▶ TASK STATEMENT
Search the material for "Kraft" and show all lines that contain it.

▶ EXCERPTED DATA
========================

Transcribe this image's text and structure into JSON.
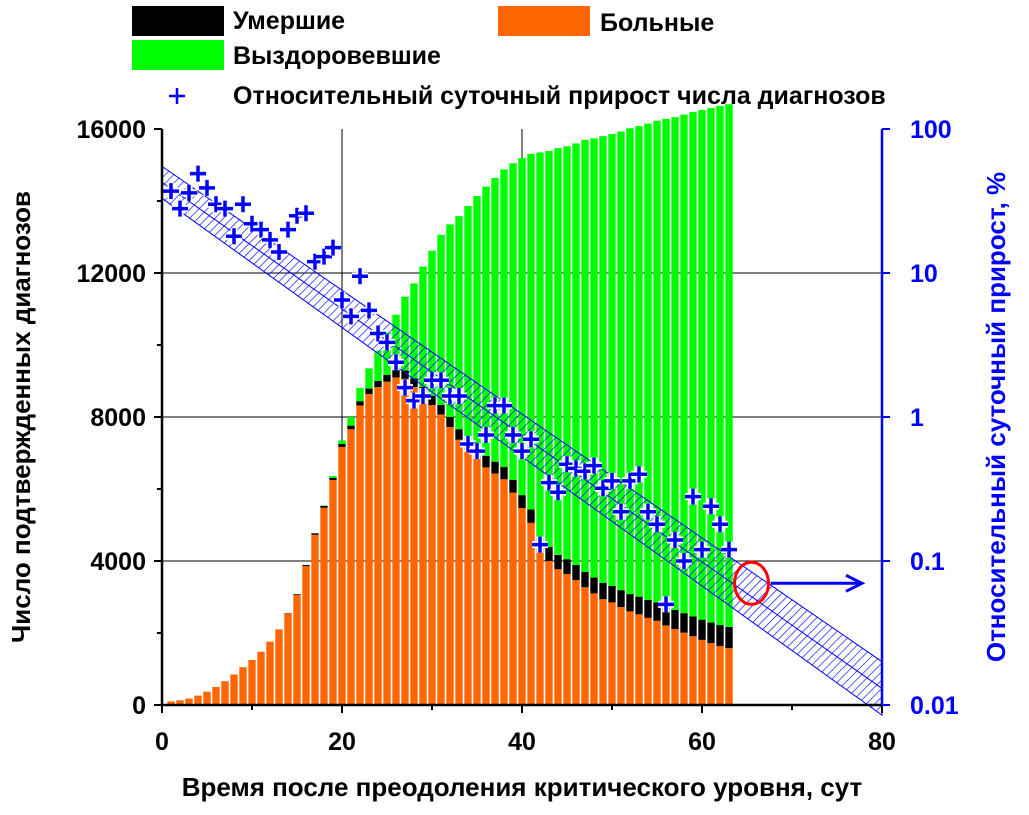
{
  "colors": {
    "sick": "#ff6600",
    "dead": "#000000",
    "recovered": "#00ff00",
    "rate_marker": "#0000ff",
    "band": "#0000ff",
    "highlight_circle": "#ff0000",
    "grid": "#000000"
  },
  "legend": {
    "dead": "Умершие",
    "sick": "Больные",
    "recovered": "Выздоровевшие",
    "rate": "Относительный суточный прирост числа диагнозов"
  },
  "chart_data": {
    "type": "bar",
    "xlabel": "Время после преодоления критического уровня, сут",
    "ylabel": "Число подтвержденных диагнозов",
    "y2label": "Относительный суточный прирост, %",
    "xlim": [
      0,
      80
    ],
    "ylim": [
      0,
      16000
    ],
    "y2lim": [
      0.01,
      100
    ],
    "y2scale": "log",
    "x_ticks": [
      "0",
      "20",
      "40",
      "60",
      "80"
    ],
    "y_ticks": [
      "0",
      "4000",
      "8000",
      "12000",
      "16000"
    ],
    "y2_ticks": [
      "0.01",
      "0.1",
      "1",
      "10",
      "100"
    ],
    "grid": true,
    "legend_position": "top",
    "bars_stacked": {
      "day": [
        1,
        2,
        3,
        4,
        5,
        6,
        7,
        8,
        9,
        10,
        11,
        12,
        13,
        14,
        15,
        16,
        17,
        18,
        19,
        20,
        21,
        22,
        23,
        24,
        25,
        26,
        27,
        28,
        29,
        30,
        31,
        32,
        33,
        34,
        35,
        36,
        37,
        38,
        39,
        40,
        41,
        42,
        43,
        44,
        45,
        46,
        47,
        48,
        49,
        50,
        51,
        52,
        53,
        54,
        55,
        56,
        57,
        58,
        59,
        60,
        61,
        62,
        63
      ],
      "series": [
        {
          "name": "Больные",
          "values": [
            100,
            130,
            180,
            260,
            370,
            500,
            660,
            850,
            1050,
            1250,
            1480,
            1760,
            2100,
            2540,
            3060,
            3860,
            4730,
            5480,
            6250,
            7170,
            7660,
            8320,
            8640,
            8830,
            8980,
            9100,
            9060,
            8830,
            8590,
            8330,
            8070,
            7720,
            7370,
            7090,
            6830,
            6600,
            6430,
            6270,
            5900,
            5470,
            5060,
            4250,
            4000,
            3770,
            3640,
            3470,
            3270,
            3100,
            2940,
            2850,
            2720,
            2600,
            2520,
            2420,
            2340,
            2210,
            2110,
            2010,
            1910,
            1810,
            1720,
            1640,
            1580
          ]
        },
        {
          "name": "Умершие",
          "values": [
            0,
            0,
            0,
            0,
            0,
            0,
            0,
            0,
            0,
            0,
            0,
            0,
            0,
            10,
            20,
            30,
            40,
            50,
            60,
            80,
            100,
            120,
            150,
            170,
            190,
            210,
            230,
            240,
            250,
            260,
            270,
            280,
            290,
            300,
            310,
            320,
            330,
            340,
            350,
            360,
            370,
            380,
            390,
            400,
            410,
            420,
            430,
            440,
            450,
            460,
            470,
            480,
            490,
            500,
            510,
            520,
            530,
            540,
            550,
            560,
            570,
            580,
            590
          ]
        },
        {
          "name": "Выздоровевшие",
          "values": [
            0,
            0,
            0,
            0,
            0,
            0,
            0,
            0,
            0,
            0,
            0,
            0,
            0,
            0,
            0,
            0,
            0,
            10,
            50,
            100,
            240,
            370,
            560,
            840,
            1170,
            1530,
            2050,
            2640,
            3340,
            4030,
            4720,
            5350,
            5920,
            6470,
            7000,
            7480,
            7880,
            8270,
            8800,
            9360,
            9880,
            10720,
            11000,
            11300,
            11470,
            11710,
            12000,
            12200,
            12410,
            12550,
            12740,
            12940,
            13070,
            13230,
            13380,
            13550,
            13690,
            13850,
            14010,
            14160,
            14290,
            14420,
            14520
          ]
        }
      ]
    },
    "rate_points": {
      "name": "Относительный суточный прирост числа диагнозов",
      "x": [
        1,
        2,
        3,
        4,
        5,
        6,
        7,
        8,
        9,
        10,
        11,
        12,
        13,
        14,
        15,
        16,
        17,
        18,
        19,
        20,
        21,
        22,
        23,
        24,
        25,
        26,
        27,
        28,
        29,
        30,
        31,
        32,
        33,
        34,
        35,
        36,
        37,
        38,
        39,
        40,
        41,
        42,
        43,
        44,
        45,
        46,
        47,
        48,
        49,
        50,
        51,
        52,
        53,
        54,
        55,
        56,
        57,
        58,
        59,
        60,
        61,
        62,
        63
      ],
      "y": [
        37,
        28,
        36,
        49,
        39,
        30,
        28,
        18,
        30,
        22,
        20,
        17,
        14,
        20,
        25,
        26,
        12,
        13,
        15,
        6.5,
        5,
        9.5,
        5.5,
        3.8,
        3.3,
        2.4,
        1.6,
        1.3,
        1.4,
        1.8,
        1.8,
        1.4,
        1.4,
        0.65,
        0.58,
        0.75,
        1.2,
        1.2,
        0.75,
        0.58,
        0.7,
        0.13,
        0.35,
        0.3,
        0.47,
        0.44,
        0.42,
        0.46,
        0.32,
        0.36,
        0.22,
        0.36,
        0.4,
        0.22,
        0.18,
        0.05,
        0.14,
        0.1,
        0.28,
        0.12,
        0.24,
        0.18,
        0.12
      ]
    },
    "trend_band": {
      "x": [
        0,
        80
      ],
      "upper": [
        55,
        0.02
      ],
      "lower": [
        33,
        0.0085
      ]
    },
    "annotation": {
      "type": "circle-arrow",
      "x": 65.5,
      "y2": 0.07,
      "points_to": "right axis"
    }
  }
}
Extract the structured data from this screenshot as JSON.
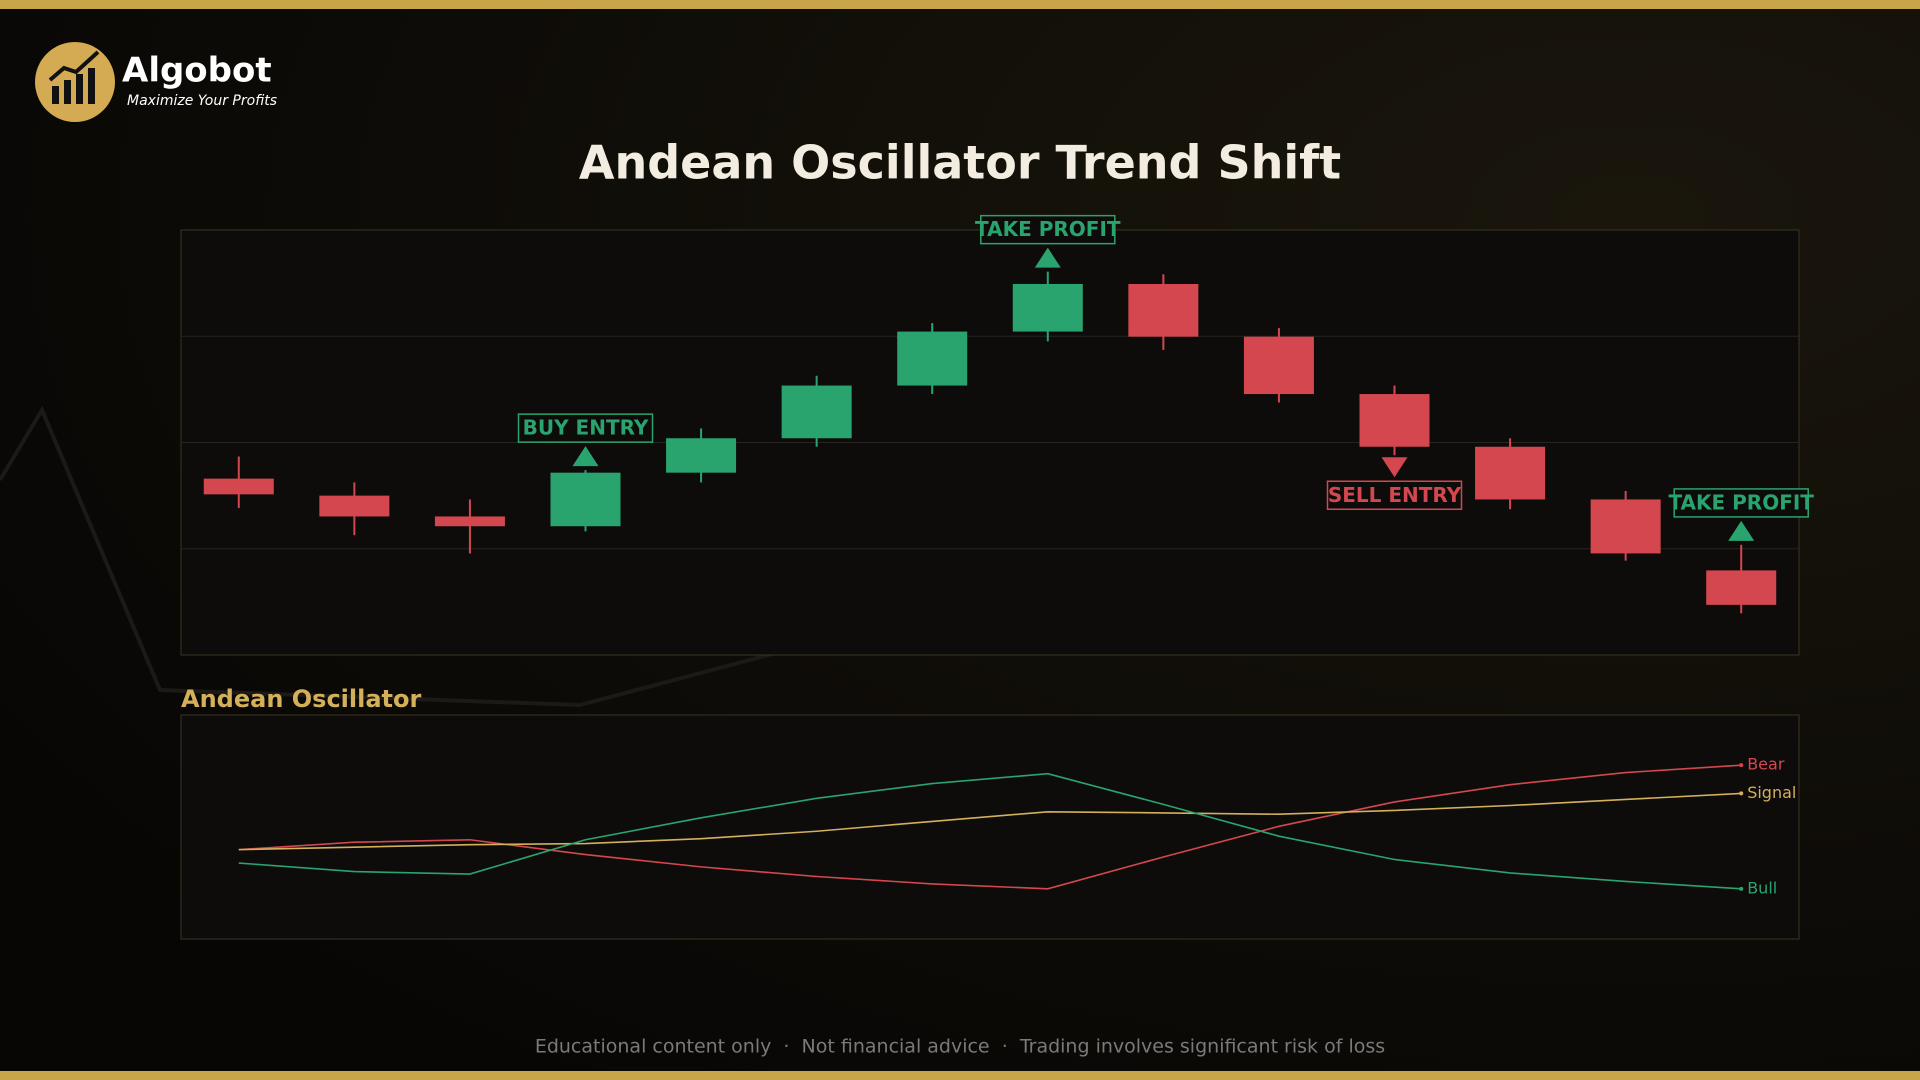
{
  "brand": {
    "name": "Algobot",
    "tagline": "Maximize Your Profits"
  },
  "title": "Andean Oscillator Trend Shift",
  "chart_data": [
    {
      "type": "candlestick",
      "ylim": [
        0,
        100
      ],
      "gridlines": [
        25,
        50,
        75
      ],
      "up_color": "#2aa46e",
      "down_color": "#d4474f",
      "open": [
        41.5,
        37.5,
        32.6,
        30.3,
        42.9,
        51.0,
        63.4,
        76.1,
        87.3,
        74.9,
        61.4,
        49.0,
        36.6,
        19.9
      ],
      "close": [
        37.8,
        32.6,
        30.3,
        42.9,
        51.0,
        63.4,
        76.1,
        87.3,
        74.9,
        61.4,
        49.0,
        36.6,
        23.9,
        11.8
      ],
      "high": [
        46.7,
        40.6,
        36.6,
        43.5,
        53.3,
        65.7,
        78.1,
        90.2,
        89.6,
        76.9,
        63.4,
        51.0,
        38.6,
        25.9
      ],
      "low": [
        34.6,
        28.2,
        23.9,
        29.1,
        40.6,
        49.0,
        61.4,
        73.8,
        71.8,
        59.4,
        47.0,
        34.3,
        22.2,
        9.8
      ],
      "annotations": [
        {
          "text": "BUY ENTRY",
          "at": 3,
          "side": "above",
          "color": "#2aa46e"
        },
        {
          "text": "TAKE PROFIT",
          "at": 7,
          "side": "above",
          "color": "#2aa46e"
        },
        {
          "text": "SELL ENTRY",
          "at": 10,
          "side": "below",
          "color": "#d4474f"
        },
        {
          "text": "TAKE PROFIT",
          "at": 13,
          "side": "above",
          "color": "#2aa46e"
        }
      ]
    },
    {
      "type": "line",
      "title": "Andean Oscillator",
      "ylim": [
        0,
        100
      ],
      "series": [
        {
          "name": "Bear",
          "color": "#d4474f",
          "values": [
            39.9,
            43.2,
            44.3,
            37.7,
            32.2,
            27.9,
            24.6,
            22.4,
            36.6,
            50.3,
            61.2,
            68.9,
            74.3,
            77.6
          ]
        },
        {
          "name": "Signal",
          "color": "#d4b05a",
          "values": [
            39.9,
            41.0,
            42.1,
            42.6,
            44.8,
            48.1,
            52.5,
            56.8,
            56.3,
            55.7,
            57.4,
            59.6,
            62.3,
            65.0
          ]
        },
        {
          "name": "Bull",
          "color": "#2aa46e",
          "values": [
            33.9,
            30.1,
            29.0,
            44.3,
            54.1,
            62.8,
            69.4,
            73.8,
            60.1,
            45.9,
            35.5,
            29.5,
            25.7,
            22.4
          ]
        }
      ]
    }
  ],
  "footer": "Educational content only  ·  Not financial advice  ·  Trading involves significant risk of loss"
}
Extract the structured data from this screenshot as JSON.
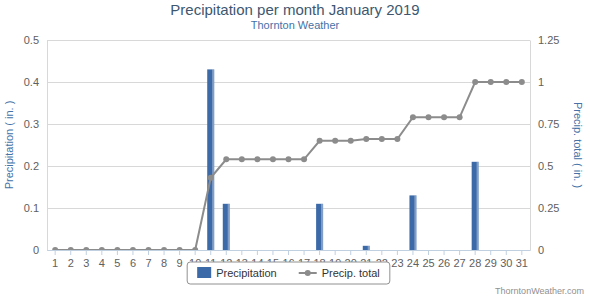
{
  "chart_data": {
    "type": "bar",
    "title": "Precipitation per month January 2019",
    "subtitle": "Thornton Weather",
    "ylabel": "Precipitation ( in. )",
    "y2label": "Precip. total ( in. )",
    "annotations": [
      "ThorntonWeather.com"
    ],
    "categories": [
      "1",
      "2",
      "3",
      "4",
      "5",
      "6",
      "7",
      "8",
      "9",
      "10",
      "11",
      "12",
      "13",
      "14",
      "15",
      "16",
      "17",
      "18",
      "19",
      "20",
      "21",
      "22",
      "23",
      "24",
      "25",
      "26",
      "27",
      "28",
      "29",
      "30",
      "31"
    ],
    "series": [
      {
        "name": "Precipitation",
        "type": "bar",
        "color": "#3c6aa8",
        "values": [
          0,
          0,
          0,
          0,
          0,
          0,
          0,
          0,
          0,
          0,
          0.43,
          0.11,
          0,
          0,
          0,
          0,
          0,
          0.11,
          0,
          0,
          0.01,
          0,
          0,
          0.13,
          0,
          0,
          0,
          0.21,
          0,
          0,
          0
        ]
      },
      {
        "name": "Precip. total",
        "type": "line",
        "color": "#8c8c8c",
        "marker": "circle",
        "axis": "y2",
        "values": [
          0,
          0,
          0,
          0,
          0,
          0,
          0,
          0,
          0,
          0,
          0.43,
          0.54,
          0.54,
          0.54,
          0.54,
          0.54,
          0.54,
          0.65,
          0.65,
          0.65,
          0.66,
          0.66,
          0.66,
          0.79,
          0.79,
          0.79,
          0.79,
          1.0,
          1.0,
          1.0,
          1.0
        ]
      }
    ],
    "ylim": [
      0,
      0.5
    ],
    "yticks": [
      0,
      0.1,
      0.2,
      0.3,
      0.4,
      0.5
    ],
    "y2lim": [
      0,
      1.25
    ],
    "y2ticks": [
      0,
      0.25,
      0.5,
      0.75,
      1,
      1.25
    ],
    "grid": true,
    "legend": "bottom"
  }
}
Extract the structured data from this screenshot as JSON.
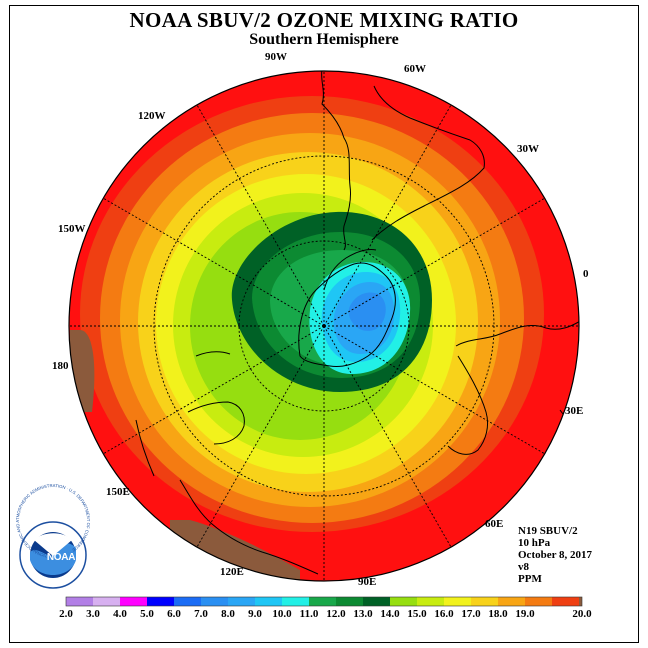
{
  "title": "NOAA SBUV/2 OZONE MIXING RATIO",
  "subtitle": "Southern Hemisphere",
  "longitude_labels": [
    "90W",
    "60W",
    "120W",
    "30W",
    "150W",
    "0",
    "180",
    "30E",
    "150E",
    "60E",
    "120E",
    "90E"
  ],
  "info": {
    "instrument": "N19 SBUV/2",
    "level": "10 hPa",
    "date": "October 8, 2017",
    "version": "v8",
    "units": "PPM"
  },
  "logo": {
    "text": "NOAA",
    "ring_text": "NATIONAL OCEANIC AND ATMOSPHERIC ADMINISTRATION · U.S. DEPARTMENT OF COMMERCE"
  },
  "colorbar": {
    "labels": [
      "2.0",
      "3.0",
      "4.0",
      "5.0",
      "6.0",
      "7.0",
      "8.0",
      "9.0",
      "10.0",
      "11.0",
      "12.0",
      "13.0",
      "14.0",
      "15.0",
      "16.0",
      "17.0",
      "18.0",
      "19.0",
      "20.0"
    ],
    "colors": [
      "#b27fe6",
      "#d7b0f0",
      "#ff00ff",
      "#0000ff",
      "#1b6cf5",
      "#2a8ff2",
      "#2aa6f5",
      "#1fc6f5",
      "#22f0e6",
      "#18a84a",
      "#0c8a32",
      "#006126",
      "#96de10",
      "#c8ec10",
      "#f2f21c",
      "#f8d21a",
      "#f8a514",
      "#f47b12",
      "#ef3f12",
      "#ff1010",
      "#8b5a3c"
    ]
  },
  "chart_data": {
    "type": "heatmap",
    "projection": "south-polar-stereographic",
    "variable": "ozone mixing ratio",
    "units": "PPM",
    "level": "10 hPa",
    "levels": [
      2,
      3,
      4,
      5,
      6,
      7,
      8,
      9,
      10,
      11,
      12,
      13,
      14,
      15,
      16,
      17,
      18,
      19,
      20
    ],
    "pattern": "low values (about 7–10 PPM) over Antarctica near the pole, increasing outward to 18–20 PPM at the hemisphere edge"
  }
}
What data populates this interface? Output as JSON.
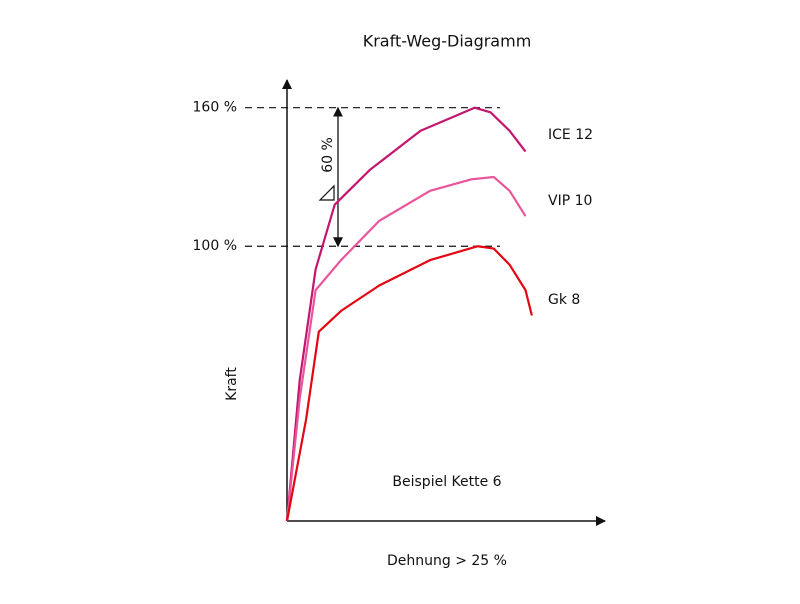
{
  "chart_data": {
    "type": "line",
    "title": "Kraft-Weg-Diagramm",
    "x_label": "Dehnung > 25 %",
    "y_label": "Kraft",
    "annotations": [
      "60 %",
      "Beispiel Kette 6"
    ],
    "xlim": [
      0,
      100
    ],
    "ylim": [
      -19,
      172
    ],
    "yticks": [
      {
        "value": 100,
        "label": "100 %"
      },
      {
        "value": 160,
        "label": "160 %"
      }
    ],
    "grid": true,
    "series": [
      {
        "name": "ICE 12",
        "color": "#c4166f",
        "x": [
          0,
          4,
          9,
          15,
          26,
          42,
          59,
          64,
          70,
          75
        ],
        "values": [
          -19,
          42,
          90,
          118,
          133,
          150,
          160,
          158,
          150,
          141
        ]
      },
      {
        "name": "VIP 10",
        "color": "#e8559a",
        "x": [
          0,
          4,
          9,
          17,
          29,
          45,
          58,
          65,
          70,
          75
        ],
        "values": [
          -19,
          34,
          81,
          94,
          111,
          124,
          129,
          130,
          124,
          113
        ]
      },
      {
        "name": "Gk 8",
        "color": "#e30613",
        "x": [
          0,
          6,
          10,
          17,
          29,
          45,
          60,
          65,
          70,
          75,
          77
        ],
        "values": [
          -19,
          25,
          63,
          72,
          83,
          94,
          100,
          99,
          92,
          81,
          70
        ]
      }
    ]
  }
}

========================

▶ ANSWER TO THIS TASK
    "title": "Kraft-Weg-Diagramm",
    "y_label": "Kraft",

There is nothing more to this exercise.